[Page excerpt Boundary: Start]

Share your dilemmas and get honest opinions from other Mumsnetters.

DP suspicious hotel stay

549 replies

Rainbowismyfavouritecolour · 25/04/2024 14:35

So I went away for a week on holiday with the children. DP stayed behind on his own as he had work. One evening after work he left the house and stayed at a reasonably local hotel because he got scared and felt like something was ‘off’ in the house. Apparently the lights were flickering (it’s an old house in the countryside) and he didn’t feel safe alone there.

He rang me from the hotel and we talked for about 5-10 minutes. He stayed one night and went home the next morning.

Now I think this seems really odd. AIBU to think something else went on?

YABU- this is normal behaviour
YANBU- his behaviour is suspicious

OP posts:
MILTOBE · 25/04/2024 20:12

So presumably he'll get the electricians out immediately or maybe ghostbusters or a sympathetic priest? Or a clump of sage?

Howisitnotobvious · 25/04/2024 20:14

Changinforaday · 25/04/2024 17:54

OP I will tell you this. I had an affair with an old boyfriend when we were in our early 30s (we had been together several years in our late teens / early 20s). I'd him for dinner when he was in London (where I lived and he didn't) and would spend the night with him in his hotel room. This went on/ off for a few years as well. He did once or twice make a brief call to his wife when I was there in the room, he sounded totally normal and told her he loved her etc. I'm not putting this here because I'm in any way proud of our behavior, I'm not. This is just to say what can be the situation in some instances.

I was thinking the same. It's perfectly possible to speak to your spouse whilst waiting for your affair partner or paid for sex worker to arrive, or whilst they're in the room getting ready for the evening's activities.

Hartley99 · 25/04/2024 20:15

Yes, I agree.

Abbimae · 25/04/2024 20:16

Cheating

Cas112 · 25/04/2024 20:17

Chersfrozenface · 25/04/2024 14:41

It was a reasonably local hotel, so he had to tell you in case anyone who knew you both saw him there and mentioned it to you.

He needed an excuse so came up with this pathetic story.

Of course he was up to something.

This

Houseinawood · 25/04/2024 20:17

Just say I know - pack your bags on repeat.

Grey rock.

Badburyrings · 25/04/2024 20:23

Rainbowismyfavouritecolour · 25/04/2024 16:09

He said I should just trust him and not he asking for details. So I feel a little nervous about bringing it up a second time.

This is the clincher to the bullshit story...

Teledeluxe · 25/04/2024 20:27

Is he an Adrian Monk type of chap?

Trulyme · 25/04/2024 20:28

Rainbowismyfavouritecolour · 25/04/2024 14:42

Probably because I would be able to see he wasn’t at home from the ring doorbell camera if I were to check.

[Page excerpt Boundary: End]

**What to work on:**
(1) In the forum thread, how long did the opening poster's partner stay at the hotel?
(2) List every option that MILTOBE's post in the forum thread suggests the partner might turn to.
(3) Turn the paragraph of the forum thread that begins "So I went away for a week" into a short bulleted list that keeps its main facts.

[Entries supplied Boundary: Start]

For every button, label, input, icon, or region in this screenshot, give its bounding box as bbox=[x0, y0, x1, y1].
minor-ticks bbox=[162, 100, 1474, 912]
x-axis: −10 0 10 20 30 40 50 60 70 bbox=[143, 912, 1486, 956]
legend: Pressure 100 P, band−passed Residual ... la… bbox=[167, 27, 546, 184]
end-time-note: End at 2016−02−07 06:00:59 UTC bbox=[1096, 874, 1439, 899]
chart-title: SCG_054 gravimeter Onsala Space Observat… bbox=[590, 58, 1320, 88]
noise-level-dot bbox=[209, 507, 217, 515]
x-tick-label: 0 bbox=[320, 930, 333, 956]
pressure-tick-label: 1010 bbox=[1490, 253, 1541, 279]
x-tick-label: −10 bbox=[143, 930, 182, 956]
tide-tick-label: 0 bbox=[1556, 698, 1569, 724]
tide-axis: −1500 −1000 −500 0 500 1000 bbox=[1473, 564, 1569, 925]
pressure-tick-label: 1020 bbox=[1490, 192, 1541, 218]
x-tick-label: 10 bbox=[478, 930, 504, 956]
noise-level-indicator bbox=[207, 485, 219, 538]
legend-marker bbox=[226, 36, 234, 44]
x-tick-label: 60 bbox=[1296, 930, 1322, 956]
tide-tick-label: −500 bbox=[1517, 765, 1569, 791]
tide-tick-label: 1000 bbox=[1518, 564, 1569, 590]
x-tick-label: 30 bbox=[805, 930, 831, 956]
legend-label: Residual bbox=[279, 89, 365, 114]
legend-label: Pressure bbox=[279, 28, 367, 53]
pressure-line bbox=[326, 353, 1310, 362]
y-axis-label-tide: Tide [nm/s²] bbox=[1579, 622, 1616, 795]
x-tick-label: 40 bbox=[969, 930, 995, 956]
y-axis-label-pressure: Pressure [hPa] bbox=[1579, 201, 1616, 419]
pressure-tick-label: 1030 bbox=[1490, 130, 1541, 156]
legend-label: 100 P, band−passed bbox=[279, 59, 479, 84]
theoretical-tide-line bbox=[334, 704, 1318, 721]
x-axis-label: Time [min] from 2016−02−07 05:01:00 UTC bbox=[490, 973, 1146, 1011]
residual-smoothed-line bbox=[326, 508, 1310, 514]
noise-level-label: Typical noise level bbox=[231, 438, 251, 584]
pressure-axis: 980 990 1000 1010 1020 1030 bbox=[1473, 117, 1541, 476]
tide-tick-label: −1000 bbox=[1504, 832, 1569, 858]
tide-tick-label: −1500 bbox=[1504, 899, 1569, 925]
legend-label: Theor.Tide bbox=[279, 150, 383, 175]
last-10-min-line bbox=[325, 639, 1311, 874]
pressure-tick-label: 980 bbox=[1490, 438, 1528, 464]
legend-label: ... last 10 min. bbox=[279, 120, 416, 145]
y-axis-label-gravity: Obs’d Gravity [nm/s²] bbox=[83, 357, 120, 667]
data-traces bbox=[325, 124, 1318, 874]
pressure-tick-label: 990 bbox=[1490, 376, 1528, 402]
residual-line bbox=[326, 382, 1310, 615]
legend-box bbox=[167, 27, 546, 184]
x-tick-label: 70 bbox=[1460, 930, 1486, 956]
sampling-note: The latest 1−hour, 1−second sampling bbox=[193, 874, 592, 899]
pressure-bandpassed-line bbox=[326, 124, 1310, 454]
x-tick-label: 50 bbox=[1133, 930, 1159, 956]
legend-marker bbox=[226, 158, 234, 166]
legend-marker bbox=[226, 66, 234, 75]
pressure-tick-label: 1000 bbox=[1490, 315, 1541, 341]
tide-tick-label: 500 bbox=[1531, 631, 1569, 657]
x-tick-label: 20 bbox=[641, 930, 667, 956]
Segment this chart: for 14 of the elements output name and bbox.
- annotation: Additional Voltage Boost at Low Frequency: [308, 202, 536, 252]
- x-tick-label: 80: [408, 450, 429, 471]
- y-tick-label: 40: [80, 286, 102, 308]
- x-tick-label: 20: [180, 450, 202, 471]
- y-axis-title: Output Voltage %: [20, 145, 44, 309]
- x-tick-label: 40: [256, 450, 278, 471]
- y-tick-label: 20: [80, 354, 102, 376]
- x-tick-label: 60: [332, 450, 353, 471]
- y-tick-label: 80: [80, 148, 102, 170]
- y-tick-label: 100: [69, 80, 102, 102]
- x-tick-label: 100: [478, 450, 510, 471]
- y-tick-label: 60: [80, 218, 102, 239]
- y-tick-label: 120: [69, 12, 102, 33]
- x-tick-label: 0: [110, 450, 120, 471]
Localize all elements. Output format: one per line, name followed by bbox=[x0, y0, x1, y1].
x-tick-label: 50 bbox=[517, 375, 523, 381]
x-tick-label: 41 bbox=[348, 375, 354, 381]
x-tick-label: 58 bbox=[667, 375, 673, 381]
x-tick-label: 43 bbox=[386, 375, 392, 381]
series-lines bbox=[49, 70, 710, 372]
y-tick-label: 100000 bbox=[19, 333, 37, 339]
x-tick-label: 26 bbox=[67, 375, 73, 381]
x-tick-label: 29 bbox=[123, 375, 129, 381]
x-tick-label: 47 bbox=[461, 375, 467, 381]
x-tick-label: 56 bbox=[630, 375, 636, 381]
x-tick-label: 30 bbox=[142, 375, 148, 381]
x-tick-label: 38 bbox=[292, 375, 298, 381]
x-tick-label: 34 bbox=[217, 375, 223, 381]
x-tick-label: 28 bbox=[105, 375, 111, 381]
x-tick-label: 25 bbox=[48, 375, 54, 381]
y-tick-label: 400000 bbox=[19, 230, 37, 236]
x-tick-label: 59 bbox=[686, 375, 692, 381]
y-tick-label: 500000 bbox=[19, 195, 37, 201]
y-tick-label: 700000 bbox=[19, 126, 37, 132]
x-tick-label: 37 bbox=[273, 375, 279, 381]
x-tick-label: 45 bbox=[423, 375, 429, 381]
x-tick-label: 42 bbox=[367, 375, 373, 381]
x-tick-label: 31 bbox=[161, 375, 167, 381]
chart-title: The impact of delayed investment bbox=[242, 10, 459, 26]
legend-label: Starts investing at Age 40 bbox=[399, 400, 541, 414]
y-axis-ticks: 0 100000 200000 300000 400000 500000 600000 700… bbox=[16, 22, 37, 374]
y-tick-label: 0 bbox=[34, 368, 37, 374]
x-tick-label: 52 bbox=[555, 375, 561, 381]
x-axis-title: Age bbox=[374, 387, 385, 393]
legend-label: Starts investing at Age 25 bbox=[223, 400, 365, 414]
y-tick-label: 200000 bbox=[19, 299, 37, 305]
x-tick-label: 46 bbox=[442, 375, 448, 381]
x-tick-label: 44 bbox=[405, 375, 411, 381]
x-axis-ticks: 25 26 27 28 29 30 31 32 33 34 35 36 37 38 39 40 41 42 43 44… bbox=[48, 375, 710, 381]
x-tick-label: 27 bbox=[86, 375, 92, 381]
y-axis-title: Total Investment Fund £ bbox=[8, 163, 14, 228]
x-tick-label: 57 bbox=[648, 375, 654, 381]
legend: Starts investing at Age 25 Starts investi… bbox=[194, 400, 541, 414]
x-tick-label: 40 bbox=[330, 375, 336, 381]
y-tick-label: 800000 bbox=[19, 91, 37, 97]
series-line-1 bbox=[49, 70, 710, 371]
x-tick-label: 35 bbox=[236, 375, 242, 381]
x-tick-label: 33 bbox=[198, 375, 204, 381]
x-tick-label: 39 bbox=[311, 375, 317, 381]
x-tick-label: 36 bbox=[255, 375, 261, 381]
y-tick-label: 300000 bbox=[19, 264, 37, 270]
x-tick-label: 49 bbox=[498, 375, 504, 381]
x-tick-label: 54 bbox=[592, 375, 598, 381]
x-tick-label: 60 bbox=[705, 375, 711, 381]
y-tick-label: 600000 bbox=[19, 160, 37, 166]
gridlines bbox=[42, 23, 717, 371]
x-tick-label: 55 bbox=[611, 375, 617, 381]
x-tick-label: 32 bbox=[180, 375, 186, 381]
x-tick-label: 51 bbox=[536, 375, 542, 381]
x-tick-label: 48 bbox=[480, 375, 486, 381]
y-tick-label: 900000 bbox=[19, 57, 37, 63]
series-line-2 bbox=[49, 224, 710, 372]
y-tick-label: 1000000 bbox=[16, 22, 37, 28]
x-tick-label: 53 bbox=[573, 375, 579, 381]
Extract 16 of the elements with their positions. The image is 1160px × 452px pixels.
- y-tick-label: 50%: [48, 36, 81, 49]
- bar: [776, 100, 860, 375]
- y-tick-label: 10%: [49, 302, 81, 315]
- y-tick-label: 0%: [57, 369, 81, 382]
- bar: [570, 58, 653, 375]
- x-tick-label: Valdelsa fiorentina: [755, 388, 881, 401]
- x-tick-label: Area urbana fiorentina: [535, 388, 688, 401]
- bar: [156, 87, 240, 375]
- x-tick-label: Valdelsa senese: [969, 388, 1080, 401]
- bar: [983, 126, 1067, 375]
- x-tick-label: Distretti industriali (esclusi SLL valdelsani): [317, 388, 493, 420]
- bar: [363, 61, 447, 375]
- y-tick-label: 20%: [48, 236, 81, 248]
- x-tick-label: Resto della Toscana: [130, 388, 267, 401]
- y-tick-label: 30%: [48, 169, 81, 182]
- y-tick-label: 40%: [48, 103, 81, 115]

[Entries supplied Boundary: End]

**Task-by-task answers:**
(1) He stayed one night and went home the next morning.

(2)
- the electricians
- ghostbusters
- a sympathetic priest
- a clump of sage

(3)
- The poster went on holiday for a week with the children.
- DP stayed home alone because he had work.
- One evening after work, he left the house and stayed at a reasonably local hotel.
- He said he got scared and felt something was "off" in the house.
- The lights were apparently flickering in the old countryside house, and he didn't feel safe there alone.